====== EXCERPTED DATA ======

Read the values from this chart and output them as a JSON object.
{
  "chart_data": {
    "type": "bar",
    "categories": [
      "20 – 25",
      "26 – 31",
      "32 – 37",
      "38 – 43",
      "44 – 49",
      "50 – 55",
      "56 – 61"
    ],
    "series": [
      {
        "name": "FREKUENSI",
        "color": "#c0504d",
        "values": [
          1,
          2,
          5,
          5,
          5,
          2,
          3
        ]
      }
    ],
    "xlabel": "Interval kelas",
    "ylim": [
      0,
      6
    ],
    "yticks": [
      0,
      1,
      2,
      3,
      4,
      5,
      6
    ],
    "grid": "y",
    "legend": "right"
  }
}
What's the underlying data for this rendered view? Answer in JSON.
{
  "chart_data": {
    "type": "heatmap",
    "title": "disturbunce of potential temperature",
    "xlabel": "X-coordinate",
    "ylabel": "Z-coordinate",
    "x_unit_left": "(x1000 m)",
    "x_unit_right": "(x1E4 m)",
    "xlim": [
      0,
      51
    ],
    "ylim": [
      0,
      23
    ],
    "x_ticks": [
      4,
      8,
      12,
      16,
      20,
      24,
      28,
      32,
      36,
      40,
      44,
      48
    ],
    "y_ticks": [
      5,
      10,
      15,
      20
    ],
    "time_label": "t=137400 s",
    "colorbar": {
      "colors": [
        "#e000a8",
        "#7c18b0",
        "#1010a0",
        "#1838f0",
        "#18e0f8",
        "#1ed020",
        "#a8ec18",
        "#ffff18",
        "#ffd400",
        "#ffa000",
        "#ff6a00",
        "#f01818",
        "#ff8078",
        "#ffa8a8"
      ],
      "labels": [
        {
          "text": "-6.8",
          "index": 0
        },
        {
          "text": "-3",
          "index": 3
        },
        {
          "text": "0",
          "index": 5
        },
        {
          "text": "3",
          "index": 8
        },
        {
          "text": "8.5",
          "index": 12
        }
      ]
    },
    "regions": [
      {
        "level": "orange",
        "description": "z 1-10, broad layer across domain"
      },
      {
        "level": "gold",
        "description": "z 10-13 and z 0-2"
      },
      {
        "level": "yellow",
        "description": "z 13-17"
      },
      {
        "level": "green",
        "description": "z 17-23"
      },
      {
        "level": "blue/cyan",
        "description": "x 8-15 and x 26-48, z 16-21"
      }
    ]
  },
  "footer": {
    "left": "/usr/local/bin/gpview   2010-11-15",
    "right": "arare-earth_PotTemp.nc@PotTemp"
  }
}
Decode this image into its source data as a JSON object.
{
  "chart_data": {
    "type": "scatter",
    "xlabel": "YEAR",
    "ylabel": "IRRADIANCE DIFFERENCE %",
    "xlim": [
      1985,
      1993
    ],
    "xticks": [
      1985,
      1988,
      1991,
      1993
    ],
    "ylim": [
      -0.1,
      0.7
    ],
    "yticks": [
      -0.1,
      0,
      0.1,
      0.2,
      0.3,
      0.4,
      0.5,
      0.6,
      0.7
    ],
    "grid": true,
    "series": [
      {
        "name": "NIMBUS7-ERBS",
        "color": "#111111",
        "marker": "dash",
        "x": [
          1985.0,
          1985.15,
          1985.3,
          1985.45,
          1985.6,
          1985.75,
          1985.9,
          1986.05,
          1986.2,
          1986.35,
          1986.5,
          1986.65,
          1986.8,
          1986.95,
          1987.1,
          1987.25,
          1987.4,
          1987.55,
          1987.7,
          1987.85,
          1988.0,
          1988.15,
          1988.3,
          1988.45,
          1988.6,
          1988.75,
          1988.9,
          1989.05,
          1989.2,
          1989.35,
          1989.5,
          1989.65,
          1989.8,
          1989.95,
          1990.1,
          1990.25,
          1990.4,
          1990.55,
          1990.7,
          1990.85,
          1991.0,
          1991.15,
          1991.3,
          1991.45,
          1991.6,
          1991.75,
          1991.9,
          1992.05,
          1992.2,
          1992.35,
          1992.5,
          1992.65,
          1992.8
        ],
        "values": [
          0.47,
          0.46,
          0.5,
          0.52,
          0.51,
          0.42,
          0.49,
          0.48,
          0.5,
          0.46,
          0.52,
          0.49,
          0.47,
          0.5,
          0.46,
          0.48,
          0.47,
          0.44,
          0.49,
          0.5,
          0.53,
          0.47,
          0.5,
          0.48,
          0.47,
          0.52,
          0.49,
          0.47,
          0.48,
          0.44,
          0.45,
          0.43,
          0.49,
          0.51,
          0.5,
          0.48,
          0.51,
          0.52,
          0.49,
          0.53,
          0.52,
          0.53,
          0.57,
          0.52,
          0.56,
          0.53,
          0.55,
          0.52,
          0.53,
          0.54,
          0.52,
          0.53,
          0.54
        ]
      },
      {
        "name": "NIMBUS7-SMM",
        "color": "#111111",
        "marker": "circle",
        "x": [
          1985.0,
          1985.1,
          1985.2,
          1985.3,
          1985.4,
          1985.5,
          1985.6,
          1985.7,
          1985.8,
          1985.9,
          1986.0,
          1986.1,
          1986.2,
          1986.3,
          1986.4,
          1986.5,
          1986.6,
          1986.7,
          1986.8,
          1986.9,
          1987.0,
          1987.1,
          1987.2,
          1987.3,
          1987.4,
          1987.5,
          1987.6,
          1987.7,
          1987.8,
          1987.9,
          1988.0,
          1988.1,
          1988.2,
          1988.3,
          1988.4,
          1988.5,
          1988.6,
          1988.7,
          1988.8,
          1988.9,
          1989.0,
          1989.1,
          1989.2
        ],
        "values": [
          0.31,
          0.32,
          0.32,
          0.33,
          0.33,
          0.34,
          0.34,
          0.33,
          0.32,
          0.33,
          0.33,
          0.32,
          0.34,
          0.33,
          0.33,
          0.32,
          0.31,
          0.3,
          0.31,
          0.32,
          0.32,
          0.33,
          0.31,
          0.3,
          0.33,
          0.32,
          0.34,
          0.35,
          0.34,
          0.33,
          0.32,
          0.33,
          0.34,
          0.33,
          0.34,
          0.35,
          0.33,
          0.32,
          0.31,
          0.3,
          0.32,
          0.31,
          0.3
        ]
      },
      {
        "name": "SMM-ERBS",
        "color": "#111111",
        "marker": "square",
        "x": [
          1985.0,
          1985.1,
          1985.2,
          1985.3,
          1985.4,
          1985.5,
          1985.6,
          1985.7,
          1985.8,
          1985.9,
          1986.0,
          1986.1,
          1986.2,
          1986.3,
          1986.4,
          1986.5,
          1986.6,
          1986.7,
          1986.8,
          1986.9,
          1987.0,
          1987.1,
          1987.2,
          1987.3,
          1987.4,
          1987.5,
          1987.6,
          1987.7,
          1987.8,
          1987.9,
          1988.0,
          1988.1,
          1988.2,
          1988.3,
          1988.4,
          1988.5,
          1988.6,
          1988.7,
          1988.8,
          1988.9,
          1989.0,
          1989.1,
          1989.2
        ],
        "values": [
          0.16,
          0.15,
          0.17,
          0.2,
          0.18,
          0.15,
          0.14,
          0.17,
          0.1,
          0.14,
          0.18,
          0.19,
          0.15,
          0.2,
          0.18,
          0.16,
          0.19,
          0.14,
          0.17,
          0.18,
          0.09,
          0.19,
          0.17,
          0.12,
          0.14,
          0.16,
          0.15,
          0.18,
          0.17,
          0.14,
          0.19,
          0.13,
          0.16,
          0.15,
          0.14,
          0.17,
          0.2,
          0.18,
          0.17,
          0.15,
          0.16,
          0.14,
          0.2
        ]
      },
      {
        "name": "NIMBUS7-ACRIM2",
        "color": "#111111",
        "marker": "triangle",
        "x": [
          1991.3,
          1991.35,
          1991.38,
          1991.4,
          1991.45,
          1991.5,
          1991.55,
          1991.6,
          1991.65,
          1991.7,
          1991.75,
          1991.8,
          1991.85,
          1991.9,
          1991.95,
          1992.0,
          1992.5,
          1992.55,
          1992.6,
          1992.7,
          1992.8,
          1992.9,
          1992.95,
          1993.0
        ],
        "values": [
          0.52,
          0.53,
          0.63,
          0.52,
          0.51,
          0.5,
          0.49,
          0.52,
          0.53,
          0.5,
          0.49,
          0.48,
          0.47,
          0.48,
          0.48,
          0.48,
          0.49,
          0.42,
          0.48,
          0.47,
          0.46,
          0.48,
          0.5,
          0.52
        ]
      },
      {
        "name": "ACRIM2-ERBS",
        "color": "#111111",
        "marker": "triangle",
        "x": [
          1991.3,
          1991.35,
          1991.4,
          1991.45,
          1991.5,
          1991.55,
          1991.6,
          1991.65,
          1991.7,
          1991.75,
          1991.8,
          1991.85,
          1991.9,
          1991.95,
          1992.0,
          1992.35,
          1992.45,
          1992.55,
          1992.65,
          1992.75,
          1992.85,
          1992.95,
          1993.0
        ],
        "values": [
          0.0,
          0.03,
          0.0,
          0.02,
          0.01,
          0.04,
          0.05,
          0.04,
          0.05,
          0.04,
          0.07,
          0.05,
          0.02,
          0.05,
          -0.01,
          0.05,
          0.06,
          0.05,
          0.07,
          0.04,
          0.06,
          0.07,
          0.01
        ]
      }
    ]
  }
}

======

### [SHORT EXERCISE]
Find every line that has "xlabel" in it, then return those lines.

### [ANSWER IN FULL]
    "xlabel": "Interval kelas",
    "xlabel": "X-coordinate",
    "xlabel": "YEAR",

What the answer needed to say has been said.